Saved data entries
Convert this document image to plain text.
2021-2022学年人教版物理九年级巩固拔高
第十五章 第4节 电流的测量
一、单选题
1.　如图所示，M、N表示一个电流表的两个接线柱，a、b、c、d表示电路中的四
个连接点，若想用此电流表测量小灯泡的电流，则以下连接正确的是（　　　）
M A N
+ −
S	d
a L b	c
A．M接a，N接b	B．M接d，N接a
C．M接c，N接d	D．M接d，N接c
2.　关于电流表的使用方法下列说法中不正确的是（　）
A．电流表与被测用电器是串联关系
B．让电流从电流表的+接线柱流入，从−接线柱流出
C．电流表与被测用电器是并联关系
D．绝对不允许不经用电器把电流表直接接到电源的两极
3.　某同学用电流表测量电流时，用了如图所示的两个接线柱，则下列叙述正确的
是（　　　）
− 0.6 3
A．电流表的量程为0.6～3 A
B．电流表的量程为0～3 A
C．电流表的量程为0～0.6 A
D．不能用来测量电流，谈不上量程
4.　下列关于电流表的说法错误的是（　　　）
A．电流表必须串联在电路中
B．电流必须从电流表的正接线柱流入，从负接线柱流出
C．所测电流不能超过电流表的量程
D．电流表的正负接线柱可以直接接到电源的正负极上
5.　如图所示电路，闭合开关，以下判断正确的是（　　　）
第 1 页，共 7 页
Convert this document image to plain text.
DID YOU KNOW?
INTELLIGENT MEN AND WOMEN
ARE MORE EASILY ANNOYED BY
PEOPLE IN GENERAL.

● PROBLEM DETAILS
Each record must be repeated exactly as it is.

● TASK RESULT
Convert this document image to plain text.
2021-2022学年人教版物理九年级巩固拔高
第十五章 第4节 电流的测量
一、单选题
1.　如图所示，M、N表示一个电流表的两个接线柱，a、b、c、d表示电路中的四
个连接点，若想用此电流表测量小灯泡的电流，则以下连接正确的是（　　　）
M A N
+ −
S	d
a L b	c
A．M接a，N接b	B．M接d，N接a
C．M接c，N接d	D．M接d，N接c
2.　关于电流表的使用方法下列说法中不正确的是（　）
A．电流表与被测用电器是串联关系
B．让电流从电流表的+接线柱流入，从−接线柱流出
C．电流表与被测用电器是并联关系
D．绝对不允许不经用电器把电流表直接接到电源的两极
3.　某同学用电流表测量电流时，用了如图所示的两个接线柱，则下列叙述正确的
是（　　　）
− 0.6 3
A．电流表的量程为0.6～3 A
B．电流表的量程为0～3 A
C．电流表的量程为0～0.6 A
D．不能用来测量电流，谈不上量程
4.　下列关于电流表的说法错误的是（　　　）
A．电流表必须串联在电路中
B．电流必须从电流表的正接线柱流入，从负接线柱流出
C．所测电流不能超过电流表的量程
D．电流表的正负接线柱可以直接接到电源的正负极上
5.　如图所示电路，闭合开关，以下判断正确的是（　　　）
第 1 页，共 7 页
Convert this document image to plain text.
DID YOU KNOW?
INTELLIGENT MEN AND WOMEN
ARE MORE EASILY ANNOYED BY
PEOPLE IN GENERAL.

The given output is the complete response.